═════ Material
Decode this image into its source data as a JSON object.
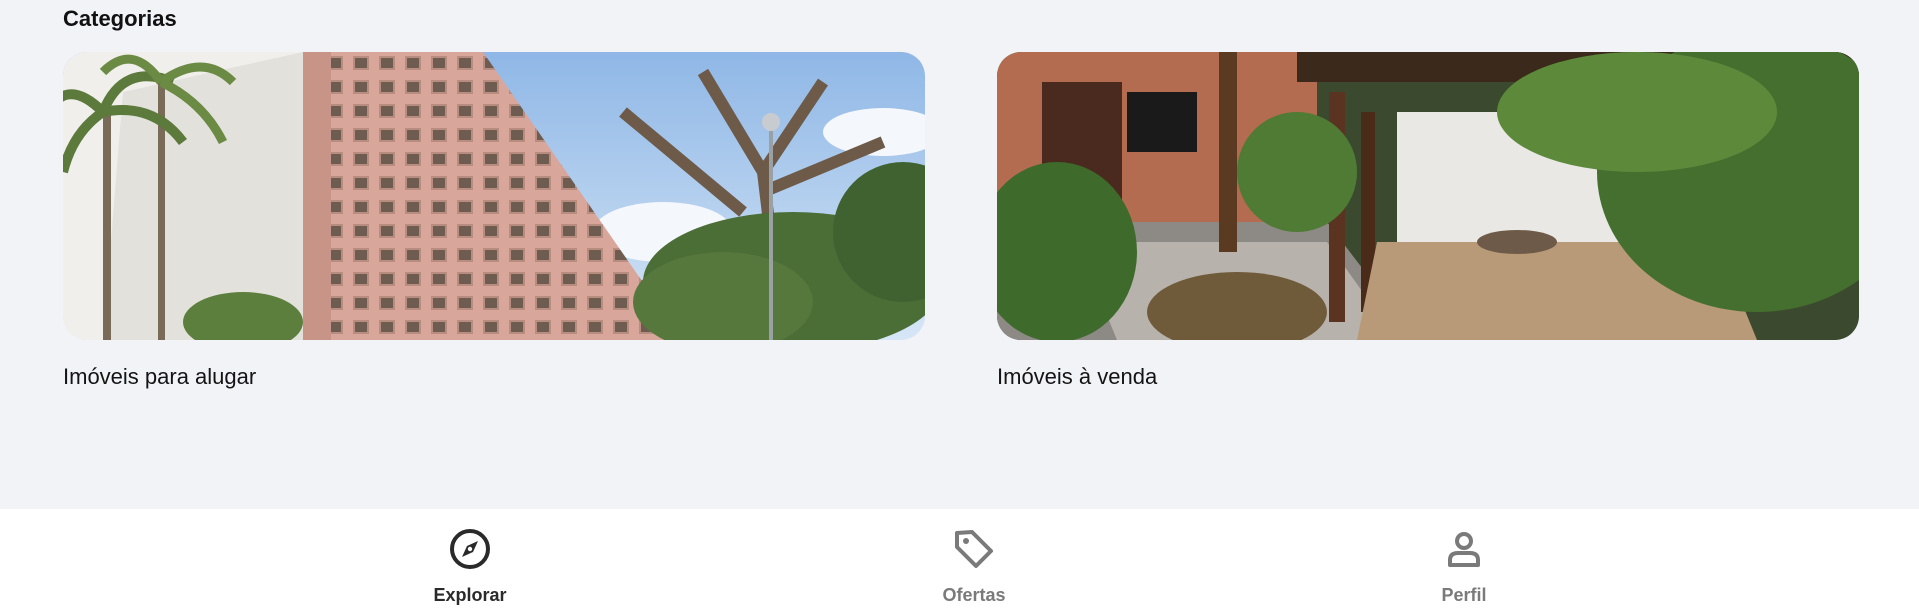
{
  "categories": {
    "title": "Categorias",
    "items": [
      {
        "label": "Imóveis para alugar",
        "image": "apartment-building-photo"
      },
      {
        "label": "Imóveis à venda",
        "image": "house-garden-porch-photo"
      }
    ]
  },
  "bottom_nav": {
    "items": [
      {
        "label": "Explorar",
        "icon": "compass-icon",
        "active": true
      },
      {
        "label": "Ofertas",
        "icon": "tag-icon",
        "active": false
      },
      {
        "label": "Perfil",
        "icon": "user-icon",
        "active": false
      }
    ]
  },
  "colors": {
    "background": "#f2f3f7",
    "nav_background": "#ffffff",
    "active": "#2a2a2a",
    "inactive": "#7a7a7a"
  }
}
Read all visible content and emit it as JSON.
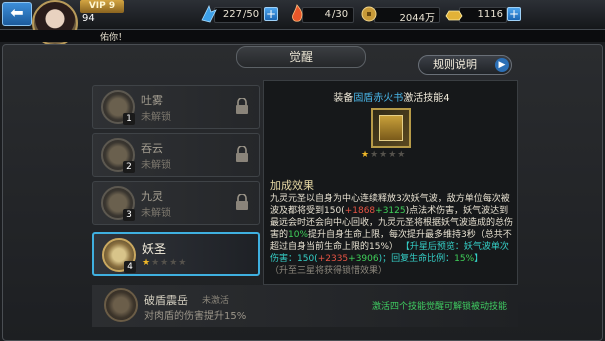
{
  "player": {
    "vip": "VIP 9",
    "level": "94"
  },
  "resources": {
    "stamina": {
      "icon": "stamina-wing-icon",
      "value": "227",
      "max": "/50"
    },
    "energy": {
      "icon": "energy-flame-icon",
      "value": "4",
      "max": "/30"
    },
    "coins": {
      "icon": "coin-icon",
      "value": "2044万"
    },
    "ingots": {
      "icon": "gold-ingot-icon",
      "value": "1116"
    }
  },
  "marquee": "佑你！",
  "panel": {
    "title": "觉醒",
    "rules_label": "规则说明"
  },
  "skills": [
    {
      "name": "吐雾",
      "state": "未解锁",
      "num": "1",
      "locked": true
    },
    {
      "name": "吞云",
      "state": "未解锁",
      "num": "2",
      "locked": true
    },
    {
      "name": "九灵",
      "state": "未解锁",
      "num": "3",
      "locked": true
    },
    {
      "name": "妖圣",
      "state": "",
      "num": "4",
      "locked": false,
      "stars": 1,
      "max_stars": 5
    }
  ],
  "detail": {
    "title_prefix": "装备",
    "title_item": "固盾赤火书",
    "title_suffix": "激活技能4",
    "stars": 1,
    "max_stars": 5,
    "section": "加成效果",
    "desc": {
      "p1": "九灵元圣以自身为中心连续释放3次妖气波，敌方单位每次被波及都将受到150(",
      "v1": "+1868",
      "v2": "+3125",
      "p2": ")点法术伤害，妖气波达到最远会时还会向中心回收，九灵元圣将根据妖气波造成的总伤害的",
      "v3": "10%",
      "p3": "提升自身生命上限，每次提升最多维持3秒（总共不超过自身当前生命上限的15%）",
      "rise_label": "【升星后预览：",
      "p4": "妖气波单次伤害：150(",
      "v4": "+2335",
      "v5": "+3906",
      "p5": ")；回复生命比例：",
      "v6": "15%",
      "p6": "】",
      "hint": "（升至三星将获得锁惜效果）"
    }
  },
  "bottom": {
    "name": "破盾震岳",
    "state": "未激活",
    "desc": "对肉盾的伤害提升15%",
    "hint": "激活四个技能觉醒可解锁被动技能"
  }
}
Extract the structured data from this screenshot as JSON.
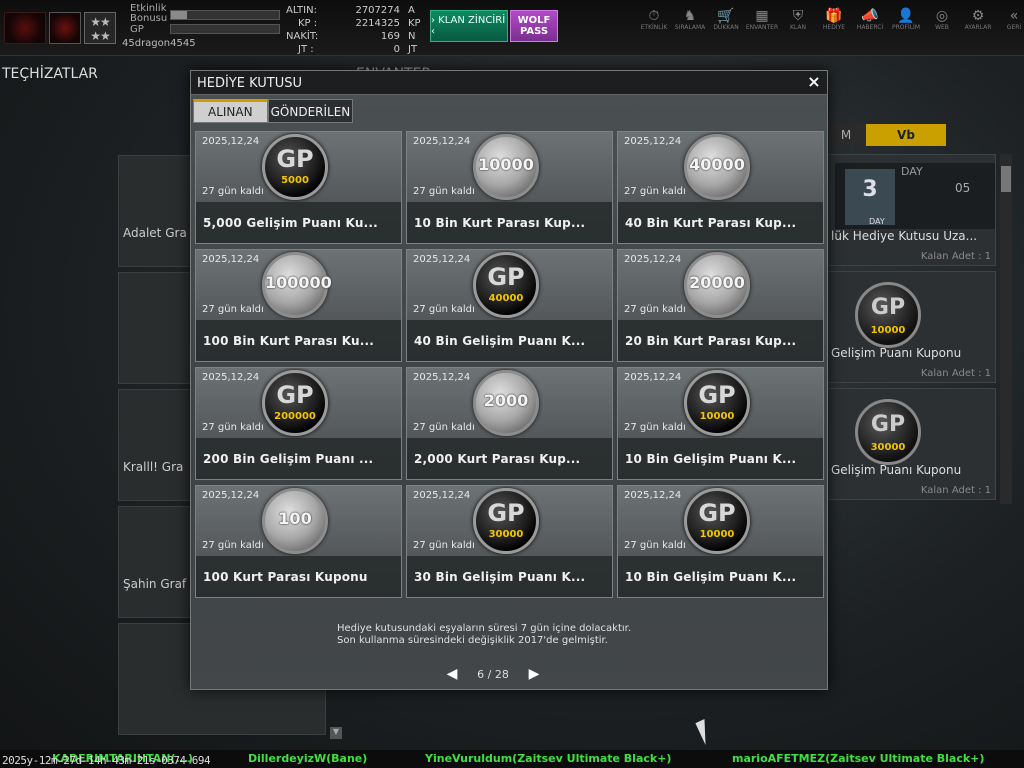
{
  "topbar": {
    "event_bonus_label": "Etkinlik\nBonusu",
    "event_bonus_fill": 0.15,
    "gp_label": "GP",
    "gp_fill": 0.0,
    "username": "45dragon4545",
    "rank_stars": "★★\n★★",
    "currencies": [
      {
        "label": "ALTIN:",
        "value": "2707274",
        "unit": "A"
      },
      {
        "label": "KP :",
        "value": "2214325",
        "unit": "KP"
      },
      {
        "label": "NAKİT:",
        "value": "169",
        "unit": "N"
      },
      {
        "label": "JT :",
        "value": "0",
        "unit": "JT"
      }
    ],
    "klan_button": "› KLAN ZİNCİRİ ‹",
    "wolf_button": "WOLF\nPASS",
    "nav": [
      {
        "icon": "⏱",
        "label": "ETKİNLİK"
      },
      {
        "icon": "♞",
        "label": "SIRALAMA"
      },
      {
        "icon": "🛒",
        "label": "DÜKKAN"
      },
      {
        "icon": "▦",
        "label": "ENVANTER"
      },
      {
        "icon": "⛨",
        "label": "KLAN"
      },
      {
        "icon": "🎁",
        "label": "HEDİYE"
      },
      {
        "icon": "📣",
        "label": "HABERCİ"
      },
      {
        "icon": "👤",
        "label": "PROFİLİM"
      },
      {
        "icon": "◎",
        "label": "WEB"
      },
      {
        "icon": "⚙",
        "label": "AYARLAR"
      },
      {
        "icon": "«",
        "label": "GERİ"
      }
    ]
  },
  "background": {
    "tech_title": "TEÇHİZATLAR",
    "env_title": "ENVANTER",
    "left_cards": [
      "Adalet Gra",
      "",
      "Kralll! Gra",
      "Şahin Graf",
      ""
    ],
    "right_tabs": [
      "M",
      "Vb"
    ],
    "right_cards": [
      {
        "name": "lük Hediye Kutusu Uza...",
        "kalan": "Kalan Adet : 1",
        "type": "day"
      },
      {
        "name": "Gelişim Puanı Kuponu",
        "kalan": "Kalan Adet : 1",
        "type": "gp",
        "amount": "10000"
      },
      {
        "name": "Gelişim Puanı Kuponu",
        "kalan": "Kalan Adet : 1",
        "type": "gp",
        "amount": "30000"
      }
    ],
    "day_graphic": {
      "big": "3",
      "day": "DAY",
      "small_day": "DAY",
      "time": "05"
    }
  },
  "modal": {
    "title": "HEDİYE KUTUSU",
    "close": "×",
    "tabs": [
      "ALINAN",
      "GÖNDERİLEN"
    ],
    "items": [
      {
        "date": "2025,12,24",
        "days": "27 gün kaldı",
        "name": "5,000 Gelişim Puanı Ku...",
        "coin": "gp",
        "amount": "5000"
      },
      {
        "date": "2025,12,24",
        "days": "27 gün kaldı",
        "name": "10 Bin Kurt Parası Kup...",
        "coin": "kp",
        "amount": "10000"
      },
      {
        "date": "2025,12,24",
        "days": "27 gün kaldı",
        "name": "40 Bin Kurt Parası Kup...",
        "coin": "kp",
        "amount": "40000"
      },
      {
        "date": "2025,12,24",
        "days": "27 gün kaldı",
        "name": "100 Bin Kurt Parası Ku...",
        "coin": "kp",
        "amount": "100000"
      },
      {
        "date": "2025,12,24",
        "days": "27 gün kaldı",
        "name": "40 Bin Gelişim Puanı K...",
        "coin": "gp",
        "amount": "40000"
      },
      {
        "date": "2025,12,24",
        "days": "27 gün kaldı",
        "name": "20 Bin Kurt Parası Kup...",
        "coin": "kp",
        "amount": "20000"
      },
      {
        "date": "2025,12,24",
        "days": "27 gün kaldı",
        "name": "200 Bin Gelişim Puanı ...",
        "coin": "gp",
        "amount": "200000"
      },
      {
        "date": "2025,12,24",
        "days": "27 gün kaldı",
        "name": "2,000  Kurt Parası Kup...",
        "coin": "kp",
        "amount": "2000"
      },
      {
        "date": "2025,12,24",
        "days": "27 gün kaldı",
        "name": "10 Bin Gelişim Puanı K...",
        "coin": "gp",
        "amount": "10000"
      },
      {
        "date": "2025,12,24",
        "days": "27 gün kaldı",
        "name": "100 Kurt Parası Kuponu",
        "coin": "kp",
        "amount": "100"
      },
      {
        "date": "2025,12,24",
        "days": "27 gün kaldı",
        "name": "30 Bin Gelişim Puanı K...",
        "coin": "gp",
        "amount": "30000"
      },
      {
        "date": "2025,12,24",
        "days": "27 gün kaldı",
        "name": "10 Bin Gelişim Puanı K...",
        "coin": "gp",
        "amount": "10000"
      }
    ],
    "notice_line1": "Hediye kutusundaki eşyaların süresi 7 gün içine dolacaktır.",
    "notice_line2": "Son kullanma süresindeki değişiklik 2017'de gelmiştir.",
    "pagination": {
      "prev": "◀",
      "text": "6 / 28",
      "next": "▶"
    }
  },
  "ticker": [
    "KADERIMTARIHTAN(...)",
    "DillerdeyizW(Bane)",
    "YineVuruldum(Zaitsev Ultimate Black+)",
    "marioAFETMEZ(Zaitsev Ultimate Black+)"
  ],
  "timestamp": "2025y-12m-27d-14h-43m-21s-0374-694"
}
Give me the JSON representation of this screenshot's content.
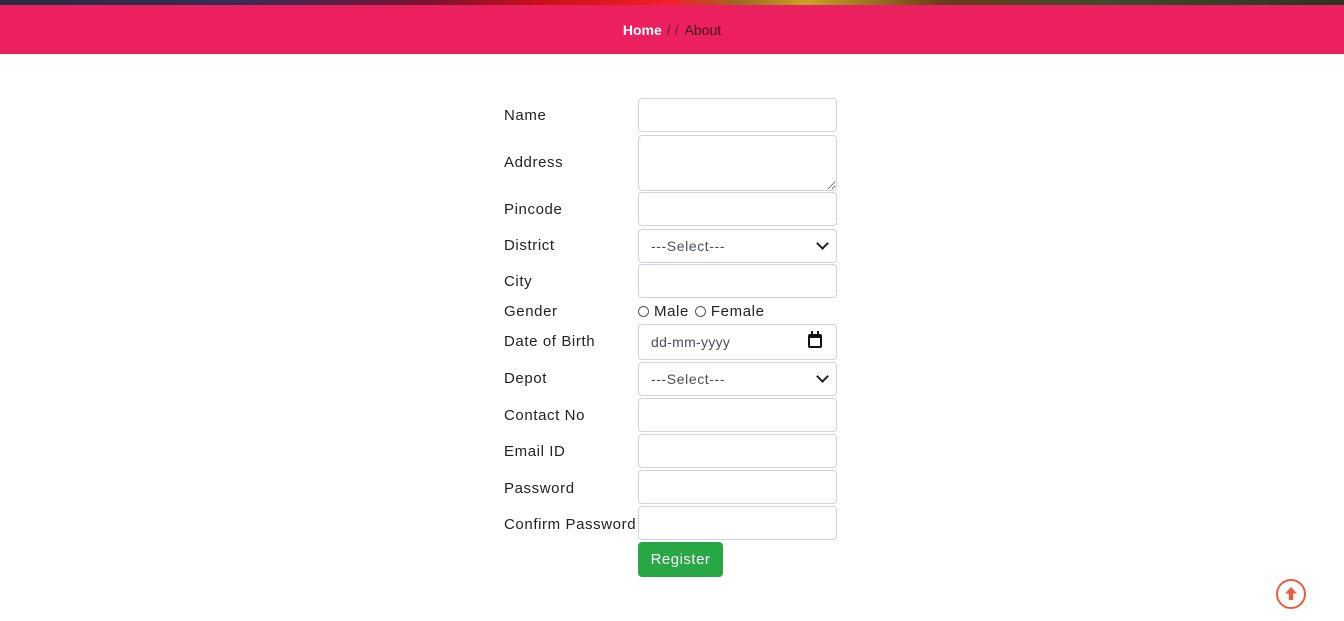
{
  "breadcrumb": {
    "home_label": "Home",
    "separator": "/",
    "current_label": "About"
  },
  "form": {
    "name_label": "Name",
    "address_label": "Address",
    "pincode_label": "Pincode",
    "district_label": "District",
    "district_selected": "---Select---",
    "city_label": "City",
    "gender_label": "Gender",
    "gender_options": [
      "Male",
      "Female"
    ],
    "dob_label": "Date of Birth",
    "dob_placeholder": "dd-mm-yyyy",
    "depot_label": "Depot",
    "depot_selected": "---Select---",
    "contact_label": "Contact No",
    "email_label": "Email ID",
    "password_label": "Password",
    "confirm_password_label": "Confirm Password",
    "register_label": "Register"
  },
  "icons": {
    "calendar": "calendar-icon",
    "scroll_top": "arrow-up-circle-icon",
    "dropdown": "chevron-down-icon"
  },
  "colors": {
    "breadcrumb_bg": "#ec1f5f",
    "register_bg": "#28a745",
    "scroll_top": "#e95c3f"
  }
}
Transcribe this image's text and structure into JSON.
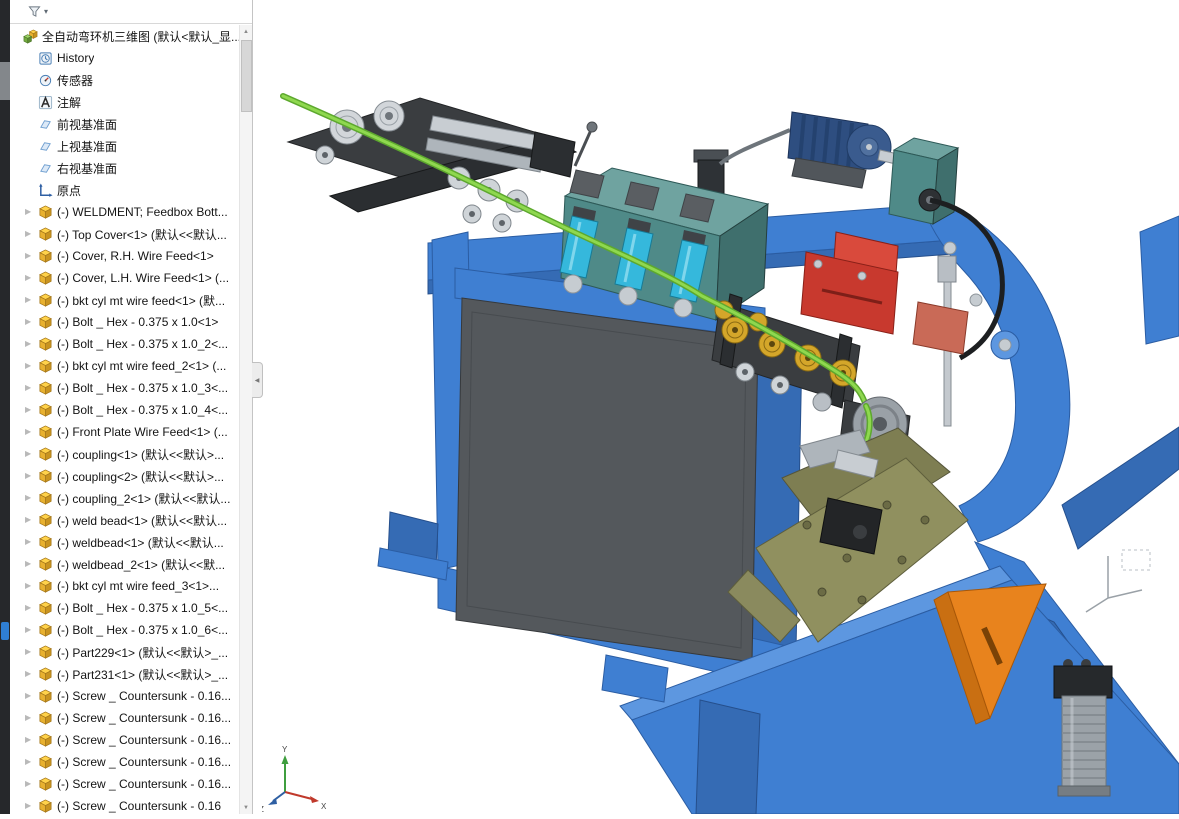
{
  "colors": {
    "frame-blue": "#3f7fd2",
    "frame-blue-dark": "#356bb4",
    "frame-blue-light": "#5d97e0",
    "panel-gray": "#54585c",
    "wire-green": "#8fd84f",
    "brass": "#d4a62a",
    "teal": "#4f8a88",
    "teal-light": "#6fa3a0",
    "teal-dark": "#3f6f6d",
    "motor-navy": "#2e4e80",
    "accent-red": "#c8392e",
    "accent-orange": "#e8831d",
    "steel": "#c8cdd2",
    "dark-steel": "#3a3d40",
    "olive": "#90905f",
    "olive-dark": "#7e7e52"
  },
  "icons": {
    "expand": "▶",
    "scroll_up": "▲",
    "scroll_down": "▼",
    "caret": "▾",
    "collapse": "◀"
  },
  "tree": {
    "items": [
      {
        "label": "全自动弯环机三维图 (默认<默认_显...",
        "icon": "assembly",
        "arrow": false,
        "root": true
      },
      {
        "label": "History",
        "icon": "history",
        "arrow": false
      },
      {
        "label": "传感器",
        "icon": "sensor",
        "arrow": false
      },
      {
        "label": "注解",
        "icon": "annotation",
        "arrow": false
      },
      {
        "label": "前视基准面",
        "icon": "plane",
        "arrow": false
      },
      {
        "label": "上视基准面",
        "icon": "plane",
        "arrow": false
      },
      {
        "label": "右视基准面",
        "icon": "plane",
        "arrow": false
      },
      {
        "label": "原点",
        "icon": "origin",
        "arrow": false
      },
      {
        "label": "(-) WELDMENT; Feedbox Bott...",
        "icon": "part",
        "arrow": true
      },
      {
        "label": "(-) Top Cover<1> (默认<<默认...",
        "icon": "part",
        "arrow": true
      },
      {
        "label": "(-) Cover, R.H. Wire Feed<1>",
        "icon": "part",
        "arrow": true
      },
      {
        "label": "(-) Cover, L.H. Wire Feed<1> (...",
        "icon": "part",
        "arrow": true
      },
      {
        "label": "(-) bkt cyl mt wire feed<1> (默...",
        "icon": "part",
        "arrow": true
      },
      {
        "label": "(-) Bolt _ Hex - 0.375 x 1.0<1>",
        "icon": "part",
        "arrow": true
      },
      {
        "label": "(-) Bolt _ Hex - 0.375 x 1.0_2<...",
        "icon": "part",
        "arrow": true
      },
      {
        "label": "(-) bkt cyl mt wire feed_2<1> (...",
        "icon": "part",
        "arrow": true
      },
      {
        "label": "(-) Bolt _ Hex - 0.375 x 1.0_3<...",
        "icon": "part",
        "arrow": true
      },
      {
        "label": "(-) Bolt _ Hex - 0.375 x 1.0_4<...",
        "icon": "part",
        "arrow": true
      },
      {
        "label": "(-) Front Plate Wire Feed<1> (...",
        "icon": "part",
        "arrow": true
      },
      {
        "label": "(-) coupling<1> (默认<<默认>...",
        "icon": "part",
        "arrow": true
      },
      {
        "label": "(-) coupling<2> (默认<<默认>...",
        "icon": "part",
        "arrow": true
      },
      {
        "label": "(-) coupling_2<1> (默认<<默认...",
        "icon": "part",
        "arrow": true
      },
      {
        "label": "(-) weld bead<1> (默认<<默认...",
        "icon": "part",
        "arrow": true
      },
      {
        "label": "(-) weldbead<1> (默认<<默认...",
        "icon": "part",
        "arrow": true
      },
      {
        "label": "(-) weldbead_2<1> (默认<<默...",
        "icon": "part",
        "arrow": true
      },
      {
        "label": "(-) bkt cyl mt wire feed_3<1>...",
        "icon": "part",
        "arrow": true
      },
      {
        "label": "(-) Bolt _ Hex - 0.375 x 1.0_5<...",
        "icon": "part",
        "arrow": true
      },
      {
        "label": "(-) Bolt _ Hex - 0.375 x 1.0_6<...",
        "icon": "part",
        "arrow": true
      },
      {
        "label": "(-) Part229<1> (默认<<默认>_...",
        "icon": "part",
        "arrow": true
      },
      {
        "label": "(-) Part231<1> (默认<<默认>_...",
        "icon": "part",
        "arrow": true
      },
      {
        "label": "(-) Screw _ Countersunk - 0.16...",
        "icon": "part",
        "arrow": true
      },
      {
        "label": "(-) Screw _ Countersunk - 0.16...",
        "icon": "part",
        "arrow": true
      },
      {
        "label": "(-) Screw _ Countersunk - 0.16...",
        "icon": "part",
        "arrow": true
      },
      {
        "label": "(-) Screw _ Countersunk - 0.16...",
        "icon": "part",
        "arrow": true
      },
      {
        "label": "(-) Screw _ Countersunk - 0.16...",
        "icon": "part",
        "arrow": true
      },
      {
        "label": "(-) Screw _ Countersunk - 0.16",
        "icon": "part",
        "arrow": true
      }
    ]
  },
  "viewport": {
    "triad": {
      "x": "X",
      "y": "Y",
      "z": "Z"
    }
  }
}
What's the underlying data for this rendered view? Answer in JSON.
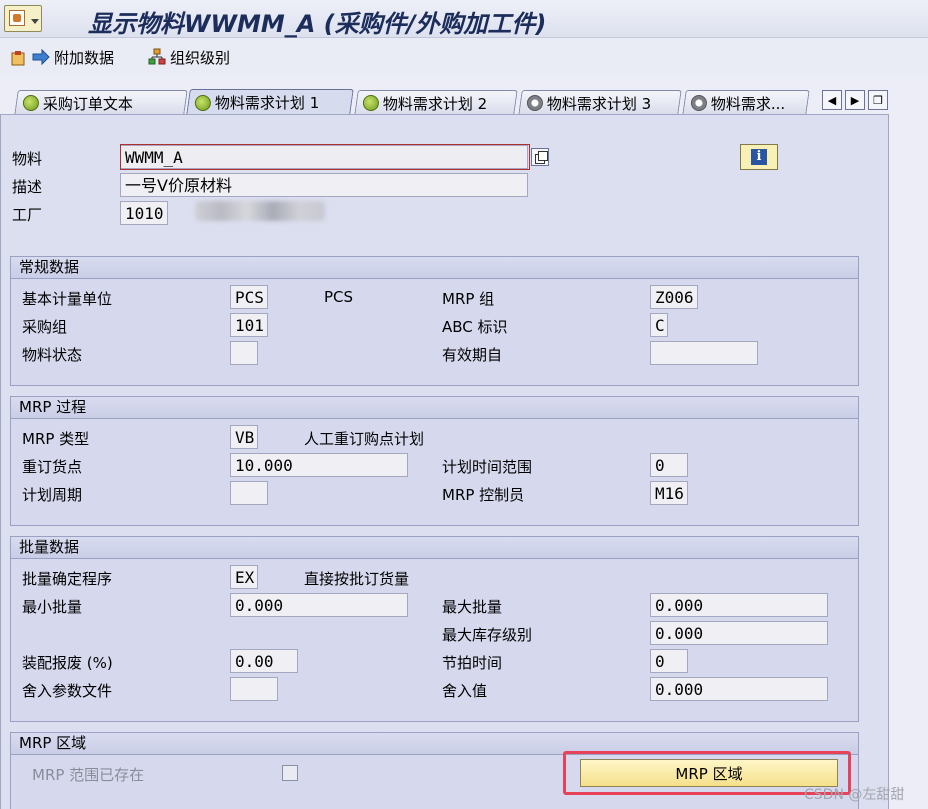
══════════
» Written exercise: Whichever lines contain the string "teal", select and copy them.

» Problem solution:
    "teal": "#4f8a88",
    "teal-light": "#6fa3a0",
    "teal-dark": "#3f6f6d",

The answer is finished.